> [TASK GOAL] Retype every entry exactly, character for character.

Part of a data file:

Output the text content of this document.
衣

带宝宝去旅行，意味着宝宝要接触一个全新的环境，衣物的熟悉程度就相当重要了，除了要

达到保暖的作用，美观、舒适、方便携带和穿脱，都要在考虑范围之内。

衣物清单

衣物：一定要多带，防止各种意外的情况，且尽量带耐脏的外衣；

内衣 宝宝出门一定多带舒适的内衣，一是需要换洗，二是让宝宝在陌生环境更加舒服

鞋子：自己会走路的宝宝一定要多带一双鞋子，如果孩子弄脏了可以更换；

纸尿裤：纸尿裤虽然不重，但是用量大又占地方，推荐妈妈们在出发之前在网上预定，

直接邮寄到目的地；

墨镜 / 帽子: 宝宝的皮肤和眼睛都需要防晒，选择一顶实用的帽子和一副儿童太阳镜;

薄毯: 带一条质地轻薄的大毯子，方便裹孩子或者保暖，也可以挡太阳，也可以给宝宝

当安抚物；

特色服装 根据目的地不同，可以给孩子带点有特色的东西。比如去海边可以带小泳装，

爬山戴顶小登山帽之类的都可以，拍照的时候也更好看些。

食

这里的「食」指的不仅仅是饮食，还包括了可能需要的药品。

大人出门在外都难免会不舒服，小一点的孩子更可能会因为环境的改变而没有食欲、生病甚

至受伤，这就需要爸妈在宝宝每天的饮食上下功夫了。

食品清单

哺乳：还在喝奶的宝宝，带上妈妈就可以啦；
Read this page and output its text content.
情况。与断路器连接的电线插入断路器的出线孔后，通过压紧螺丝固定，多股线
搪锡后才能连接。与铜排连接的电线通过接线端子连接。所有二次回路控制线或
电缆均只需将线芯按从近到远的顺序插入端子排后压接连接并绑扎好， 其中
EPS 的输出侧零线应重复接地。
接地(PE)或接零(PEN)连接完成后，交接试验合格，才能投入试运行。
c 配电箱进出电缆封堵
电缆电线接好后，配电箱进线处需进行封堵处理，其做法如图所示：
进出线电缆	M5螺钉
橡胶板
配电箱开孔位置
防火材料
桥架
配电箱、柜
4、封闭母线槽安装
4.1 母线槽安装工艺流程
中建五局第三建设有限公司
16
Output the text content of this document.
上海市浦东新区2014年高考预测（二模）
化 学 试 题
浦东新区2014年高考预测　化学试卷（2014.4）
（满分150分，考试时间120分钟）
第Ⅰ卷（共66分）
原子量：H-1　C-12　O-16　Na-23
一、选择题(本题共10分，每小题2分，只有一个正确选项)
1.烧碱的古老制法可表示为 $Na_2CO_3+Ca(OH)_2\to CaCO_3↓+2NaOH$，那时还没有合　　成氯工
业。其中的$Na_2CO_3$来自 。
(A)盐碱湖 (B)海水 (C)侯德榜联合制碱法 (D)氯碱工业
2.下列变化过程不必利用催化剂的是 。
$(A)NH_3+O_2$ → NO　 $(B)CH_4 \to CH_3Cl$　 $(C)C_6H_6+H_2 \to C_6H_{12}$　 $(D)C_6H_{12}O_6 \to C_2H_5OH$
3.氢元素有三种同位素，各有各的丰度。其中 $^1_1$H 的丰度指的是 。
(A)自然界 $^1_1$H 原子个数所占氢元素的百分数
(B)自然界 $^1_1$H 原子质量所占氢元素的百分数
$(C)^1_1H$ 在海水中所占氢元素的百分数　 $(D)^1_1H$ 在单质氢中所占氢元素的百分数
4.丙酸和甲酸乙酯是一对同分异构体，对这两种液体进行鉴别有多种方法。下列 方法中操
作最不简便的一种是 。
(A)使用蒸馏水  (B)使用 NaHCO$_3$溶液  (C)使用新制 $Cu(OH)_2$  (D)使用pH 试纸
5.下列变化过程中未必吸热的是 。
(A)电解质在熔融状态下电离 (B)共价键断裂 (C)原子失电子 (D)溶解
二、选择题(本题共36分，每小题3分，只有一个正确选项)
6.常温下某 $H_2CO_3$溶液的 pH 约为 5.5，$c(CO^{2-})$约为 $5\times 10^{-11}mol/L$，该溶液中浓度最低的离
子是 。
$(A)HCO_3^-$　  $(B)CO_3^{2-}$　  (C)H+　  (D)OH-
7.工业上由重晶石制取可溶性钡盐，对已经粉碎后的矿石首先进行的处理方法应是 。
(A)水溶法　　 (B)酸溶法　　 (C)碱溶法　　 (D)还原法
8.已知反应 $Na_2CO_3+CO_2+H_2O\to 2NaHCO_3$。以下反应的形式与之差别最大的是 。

> [EXERCISE ANSWER]
Output the text content of this document.
衣

带宝宝去旅行，意味着宝宝要接触一个全新的环境，衣物的熟悉程度就相当重要了，除了要

达到保暖的作用，美观、舒适、方便携带和穿脱，都要在考虑范围之内。

衣物清单

衣物：一定要多带，防止各种意外的情况，且尽量带耐脏的外衣；

内衣 宝宝出门一定多带舒适的内衣，一是需要换洗，二是让宝宝在陌生环境更加舒服

鞋子：自己会走路的宝宝一定要多带一双鞋子，如果孩子弄脏了可以更换；

纸尿裤：纸尿裤虽然不重，但是用量大又占地方，推荐妈妈们在出发之前在网上预定，

直接邮寄到目的地；

墨镜 / 帽子: 宝宝的皮肤和眼睛都需要防晒，选择一顶实用的帽子和一副儿童太阳镜;

薄毯: 带一条质地轻薄的大毯子，方便裹孩子或者保暖，也可以挡太阳，也可以给宝宝

当安抚物；

特色服装 根据目的地不同，可以给孩子带点有特色的东西。比如去海边可以带小泳装，

爬山戴顶小登山帽之类的都可以，拍照的时候也更好看些。

食

这里的「食」指的不仅仅是饮食，还包括了可能需要的药品。

大人出门在外都难免会不舒服，小一点的孩子更可能会因为环境的改变而没有食欲、生病甚

至受伤，这就需要爸妈在宝宝每天的饮食上下功夫了。

食品清单

哺乳：还在喝奶的宝宝，带上妈妈就可以啦；
Read this page and output its text content.
情况。与断路器连接的电线插入断路器的出线孔后，通过压紧螺丝固定，多股线
搪锡后才能连接。与铜排连接的电线通过接线端子连接。所有二次回路控制线或
电缆均只需将线芯按从近到远的顺序插入端子排后压接连接并绑扎好， 其中
EPS 的输出侧零线应重复接地。
接地(PE)或接零(PEN)连接完成后，交接试验合格，才能投入试运行。
c 配电箱进出电缆封堵
电缆电线接好后，配电箱进线处需进行封堵处理，其做法如图所示：
进出线电缆	M5螺钉
橡胶板
配电箱开孔位置
防火材料
桥架
配电箱、柜
4、封闭母线槽安装
4.1 母线槽安装工艺流程
中建五局第三建设有限公司
16
Output the text content of this document.
上海市浦东新区2014年高考预测（二模）
化 学 试 题
浦东新区2014年高考预测　化学试卷（2014.4）
（满分150分，考试时间120分钟）
第Ⅰ卷（共66分）
原子量：H-1　C-12　O-16　Na-23
一、选择题(本题共10分，每小题2分，只有一个正确选项)
1.烧碱的古老制法可表示为 $Na_2CO_3+Ca(OH)_2\to CaCO_3↓+2NaOH$，那时还没有合　　成氯工
业。其中的$Na_2CO_3$来自 。
(A)盐碱湖 (B)海水 (C)侯德榜联合制碱法 (D)氯碱工业
2.下列变化过程不必利用催化剂的是 。
$(A)NH_3+O_2$ → NO　 $(B)CH_4 \to CH_3Cl$　 $(C)C_6H_6+H_2 \to C_6H_{12}$　 $(D)C_6H_{12}O_6 \to C_2H_5OH$
3.氢元素有三种同位素，各有各的丰度。其中 $^1_1$H 的丰度指的是 。
(A)自然界 $^1_1$H 原子个数所占氢元素的百分数
(B)自然界 $^1_1$H 原子质量所占氢元素的百分数
$(C)^1_1H$ 在海水中所占氢元素的百分数　 $(D)^1_1H$ 在单质氢中所占氢元素的百分数
4.丙酸和甲酸乙酯是一对同分异构体，对这两种液体进行鉴别有多种方法。下列 方法中操
作最不简便的一种是 。
(A)使用蒸馏水  (B)使用 NaHCO$_3$溶液  (C)使用新制 $Cu(OH)_2$  (D)使用pH 试纸
5.下列变化过程中未必吸热的是 。
(A)电解质在熔融状态下电离 (B)共价键断裂 (C)原子失电子 (D)溶解
二、选择题(本题共36分，每小题3分，只有一个正确选项)
6.常温下某 $H_2CO_3$溶液的 pH 约为 5.5，$c(CO^{2-})$约为 $5\times 10^{-11}mol/L$，该溶液中浓度最低的离
子是 。
$(A)HCO_3^-$　  $(B)CO_3^{2-}$　  (C)H+　  (D)OH-
7.工业上由重晶石制取可溶性钡盐，对已经粉碎后的矿石首先进行的处理方法应是 。
(A)水溶法　　 (B)酸溶法　　 (C)碱溶法　　 (D)还原法
8.已知反应 $Na_2CO_3+CO_2+H_2O\to 2NaHCO_3$。以下反应的形式与之差别最大的是 。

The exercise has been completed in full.